[begin INPUT ROWS]

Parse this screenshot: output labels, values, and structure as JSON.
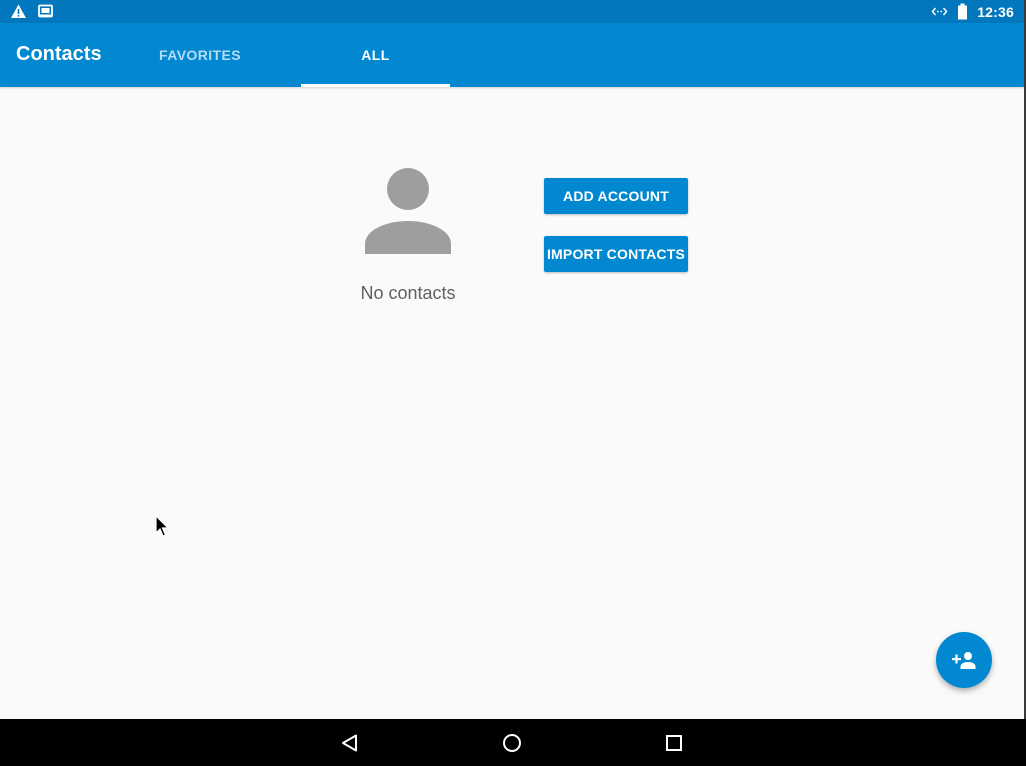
{
  "status_bar": {
    "time": "12:36",
    "left_icons": [
      "warning-icon",
      "screen-icon"
    ],
    "right_icons": [
      "data-sync-icon",
      "battery-icon"
    ]
  },
  "app_bar": {
    "title": "Contacts",
    "tabs": [
      {
        "label": "FAVORITES",
        "selected": false
      },
      {
        "label": "ALL",
        "selected": true
      }
    ]
  },
  "empty_state": {
    "icon": "person-icon",
    "message": "No contacts"
  },
  "actions": {
    "add_account_label": "ADD ACCOUNT",
    "import_contacts_label": "IMPORT CONTACTS"
  },
  "fab": {
    "icon": "add-person-icon"
  },
  "nav_bar": {
    "buttons": [
      "back-icon",
      "home-icon",
      "recents-icon"
    ]
  },
  "colors": {
    "status_bar": "#0277bd",
    "app_bar": "#0288d1",
    "accent": "#0288d1",
    "background": "#fafafa",
    "nav_bar": "#000000"
  }
}
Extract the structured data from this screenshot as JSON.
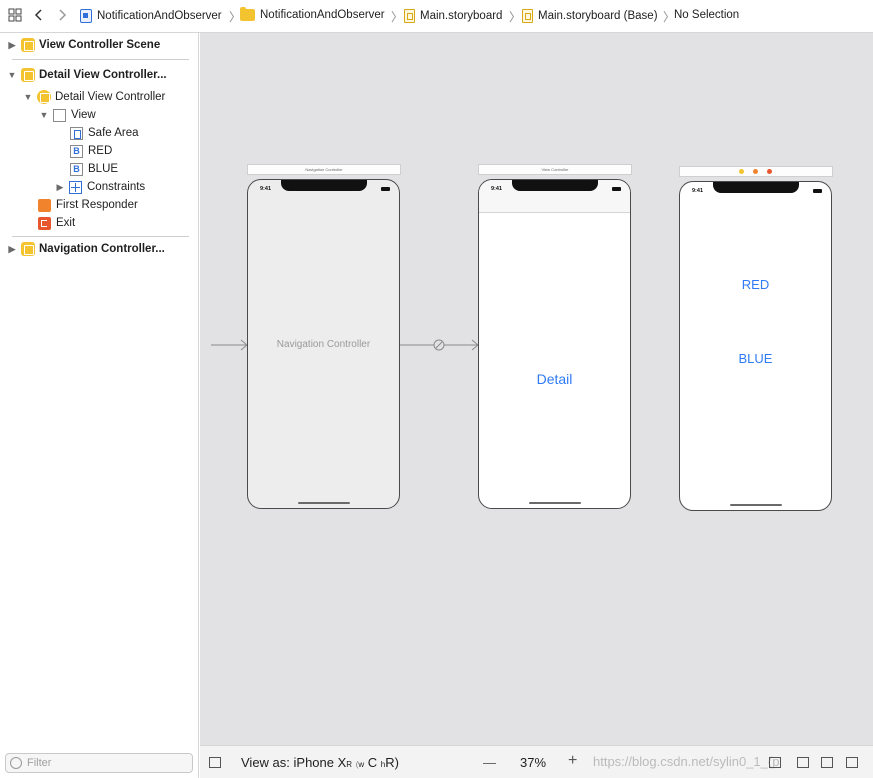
{
  "jumpbar": {
    "grid_icon": "related-items-grid-icon",
    "crumbs": [
      {
        "label": "NotificationAndObserver",
        "icon": "project-icon"
      },
      {
        "label": "NotificationAndObserver",
        "icon": "folder-icon"
      },
      {
        "label": "Main.storyboard",
        "icon": "storyboard-icon"
      },
      {
        "label": "Main.storyboard (Base)",
        "icon": "storyboard-icon"
      },
      {
        "label": "No Selection",
        "icon": ""
      }
    ]
  },
  "outline": {
    "items": [
      {
        "label": "View Controller Scene",
        "level": 0,
        "expanded": false
      },
      {
        "label": "Detail View Controller...",
        "level": 0,
        "expanded": true
      },
      {
        "label": "Detail View Controller",
        "level": 1,
        "expanded": true
      },
      {
        "label": "View",
        "level": 2,
        "expanded": true
      },
      {
        "label": "Safe Area",
        "level": 3
      },
      {
        "label": "RED",
        "level": 3
      },
      {
        "label": "BLUE",
        "level": 3
      },
      {
        "label": "Constraints",
        "level": 3,
        "expanded": false
      },
      {
        "label": "First Responder",
        "level": 1
      },
      {
        "label": "Exit",
        "level": 1
      },
      {
        "label": "Navigation Controller...",
        "level": 0,
        "expanded": false
      }
    ],
    "filter_placeholder": "Filter"
  },
  "canvas": {
    "scenes": [
      {
        "title": "Navigation Controller",
        "time": "9:41",
        "label": "Navigation Controller"
      },
      {
        "title": "View Controller",
        "time": "9:41",
        "label": "Detail"
      },
      {
        "title": "",
        "time": "9:41",
        "buttons": [
          "RED",
          "BLUE"
        ]
      }
    ],
    "colors": {
      "background": "#e2e2e4",
      "link": "#2f7bf5",
      "nav_label": "#9a9a9a"
    }
  },
  "bottombar": {
    "view_as": "View as: iPhone X",
    "view_as_suffix_r": "R",
    "size_class_w": "w",
    "size_class_c": "C",
    "size_class_h": "h",
    "size_class_r": "R",
    "zoom_out": "—",
    "zoom": "37%",
    "zoom_in": "+",
    "watermark": "https://blog.csdn.net/sylin0_1_(p"
  }
}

[end INPUT ROWS]

| EXERCISE TASK |
Quote the entries in full. Any image among them is to be omitted from the copy.

| REPLY TO THE TASK |
Parse this screenshot: output labels, values, and structure as JSON.
{
  "status_bar": {
    "time": "12:36",
    "left_icons": [
      "warning-icon",
      "screen-icon"
    ],
    "right_icons": [
      "data-sync-icon",
      "battery-icon"
    ]
  },
  "app_bar": {
    "title": "Contacts",
    "tabs": [
      {
        "label": "FAVORITES",
        "selected": false
      },
      {
        "label": "ALL",
        "selected": true
      }
    ]
  },
  "empty_state": {
    "icon": "person-icon",
    "message": "No contacts"
  },
  "actions": {
    "add_account_label": "ADD ACCOUNT",
    "import_contacts_label": "IMPORT CONTACTS"
  },
  "fab": {
    "icon": "add-person-icon"
  },
  "nav_bar": {
    "buttons": [
      "back-icon",
      "home-icon",
      "recents-icon"
    ]
  },
  "colors": {
    "status_bar": "#0277bd",
    "app_bar": "#0288d1",
    "accent": "#0288d1",
    "background": "#fafafa",
    "nav_bar": "#000000"
  }
}
Extract the structured data from this screenshot as JSON.
{
  "jumpbar": {
    "grid_icon": "related-items-grid-icon",
    "crumbs": [
      {
        "label": "NotificationAndObserver",
        "icon": "project-icon"
      },
      {
        "label": "NotificationAndObserver",
        "icon": "folder-icon"
      },
      {
        "label": "Main.storyboard",
        "icon": "storyboard-icon"
      },
      {
        "label": "Main.storyboard (Base)",
        "icon": "storyboard-icon"
      },
      {
        "label": "No Selection",
        "icon": ""
      }
    ]
  },
  "outline": {
    "items": [
      {
        "label": "View Controller Scene",
        "level": 0,
        "expanded": false
      },
      {
        "label": "Detail View Controller...",
        "level": 0,
        "expanded": true
      },
      {
        "label": "Detail View Controller",
        "level": 1,
        "expanded": true
      },
      {
        "label": "View",
        "level": 2,
        "expanded": true
      },
      {
        "label": "Safe Area",
        "level": 3
      },
      {
        "label": "RED",
        "level": 3
      },
      {
        "label": "BLUE",
        "level": 3
      },
      {
        "label": "Constraints",
        "level": 3,
        "expanded": false
      },
      {
        "label": "First Responder",
        "level": 1
      },
      {
        "label": "Exit",
        "level": 1
      },
      {
        "label": "Navigation Controller...",
        "level": 0,
        "expanded": false
      }
    ],
    "filter_placeholder": "Filter"
  },
  "canvas": {
    "scenes": [
      {
        "title": "Navigation Controller",
        "time": "9:41",
        "label": "Navigation Controller"
      },
      {
        "title": "View Controller",
        "time": "9:41",
        "label": "Detail"
      },
      {
        "title": "",
        "time": "9:41",
        "buttons": [
          "RED",
          "BLUE"
        ]
      }
    ],
    "colors": {
      "background": "#e2e2e4",
      "link": "#2f7bf5",
      "nav_label": "#9a9a9a"
    }
  },
  "bottombar": {
    "view_as": "View as: iPhone X",
    "view_as_suffix_r": "R",
    "size_class_w": "w",
    "size_class_c": "C",
    "size_class_h": "h",
    "size_class_r": "R",
    "zoom_out": "—",
    "zoom": "37%",
    "zoom_in": "+",
    "watermark": "https://blog.csdn.net/sylin0_1_(p"
  }
}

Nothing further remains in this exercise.